'''

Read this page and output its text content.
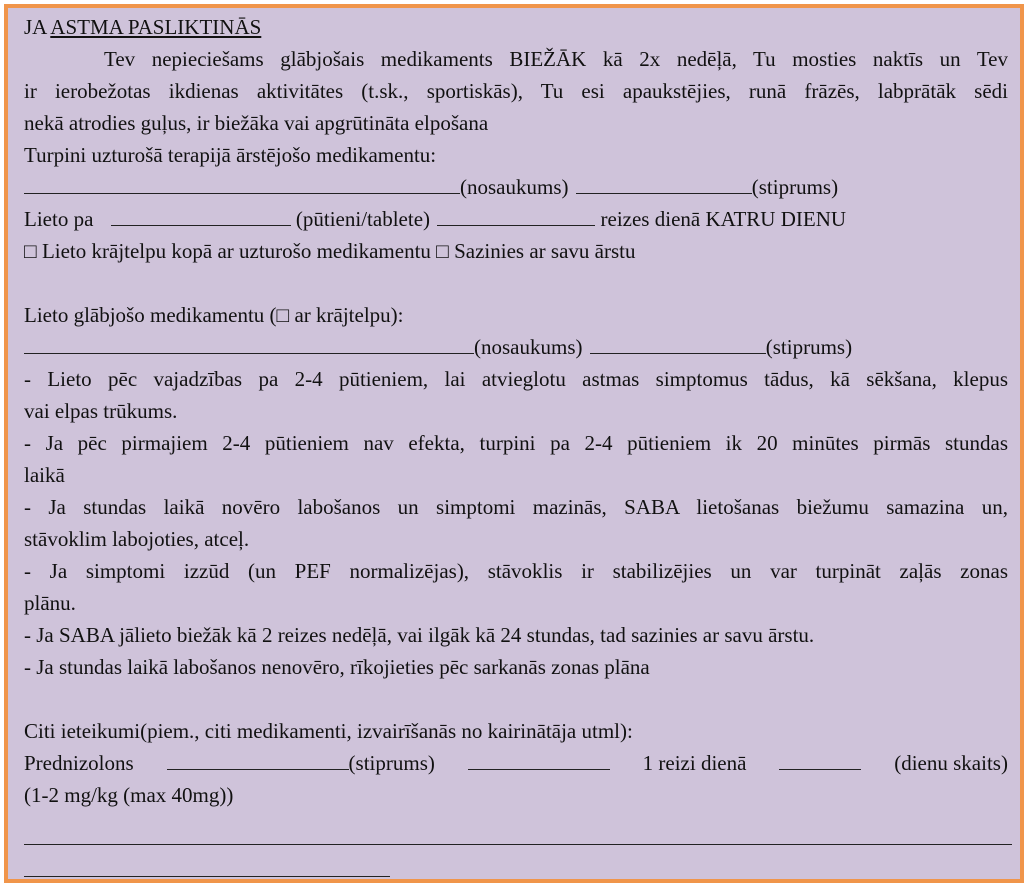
JA ASTMA PASLIKTINĀS
Tev nepieciešams glābjošais medikaments BIEŽĀK kā 2x nedēļā, Tu mosties naktīs un Tev
ir ierobežotas ikdienas aktivitātes (t.sk., sportiskās), Tu esi apaukstējies, runā frāzēs, labprātāk sēdi
nekā atrodies guļus, ir biežāka vai apgrūtināta elpošana
Turpini uzturošā terapijā ārstējošo medikamentu:
(nosaukums)	(stiprums)
Lieto pa	(pūtieni/tablete)	reizes dienā KATRU DIENU
□ Lieto krājtelpu kopā ar uzturošo medikamentu □ Sazinies ar savu ārstu
Lieto glābjošo medikamentu (□ ar krājtelpu):
(nosaukums)	(stiprums)
- Lieto pēc vajadzības pa 2-4 pūtieniem, lai atvieglotu astmas simptomus tādus, kā sēkšana, klepus
vai elpas trūkums.
- Ja pēc pirmajiem 2-4 pūtieniem nav efekta, turpini pa 2-4 pūtieniem ik 20 minūtes pirmās stundas
laikā
- Ja stundas laikā novēro labošanos un simptomi mazinās, SABA lietošanas biežumu samazina un,
stāvoklim labojoties, atceļ.
- Ja simptomi izzūd (un PEF normalizējas), stāvoklis ir stabilizējies un var turpināt zaļās zonas
plānu.
- Ja SABA jālieto biežāk kā 2 reizes nedēļā, vai ilgāk kā 24 stundas, tad sazinies ar savu ārstu.
- Ja stundas laikā labošanos nenovēro, rīkojieties pēc sarkanās zonas plāna
Citi ieteikumi(piem., citi medikamenti, izvairīšanās no kairinātāja utml):
Prednizolons	(stiprums)	1 reizi dienā	(dienu skaits)
(1-2 mg/kg (max 40mg))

'''

* [What you will do] Set the pictures aside and transcribe the data above exactly.

* [Exercise answer]
Read this page and output its text content.
JA ASTMA PASLIKTINĀS
Tev nepieciešams glābjošais medikaments BIEŽĀK kā 2x nedēļā, Tu mosties naktīs un Tev
ir ierobežotas ikdienas aktivitātes (t.sk., sportiskās), Tu esi apaukstējies, runā frāzēs, labprātāk sēdi
nekā atrodies guļus, ir biežāka vai apgrūtināta elpošana
Turpini uzturošā terapijā ārstējošo medikamentu:
(nosaukums)	(stiprums)
Lieto pa	(pūtieni/tablete)	reizes dienā KATRU DIENU
□ Lieto krājtelpu kopā ar uzturošo medikamentu □ Sazinies ar savu ārstu
Lieto glābjošo medikamentu (□ ar krājtelpu):
(nosaukums)	(stiprums)
- Lieto pēc vajadzības pa 2-4 pūtieniem, lai atvieglotu astmas simptomus tādus, kā sēkšana, klepus
vai elpas trūkums.
- Ja pēc pirmajiem 2-4 pūtieniem nav efekta, turpini pa 2-4 pūtieniem ik 20 minūtes pirmās stundas
laikā
- Ja stundas laikā novēro labošanos un simptomi mazinās, SABA lietošanas biežumu samazina un,
stāvoklim labojoties, atceļ.
- Ja simptomi izzūd (un PEF normalizējas), stāvoklis ir stabilizējies un var turpināt zaļās zonas
plānu.
- Ja SABA jālieto biežāk kā 2 reizes nedēļā, vai ilgāk kā 24 stundas, tad sazinies ar savu ārstu.
- Ja stundas laikā labošanos nenovēro, rīkojieties pēc sarkanās zonas plāna
Citi ieteikumi(piem., citi medikamenti, izvairīšanās no kairinātāja utml):
Prednizolons	(stiprums)	1 reizi dienā	(dienu skaits)
(1-2 mg/kg (max 40mg))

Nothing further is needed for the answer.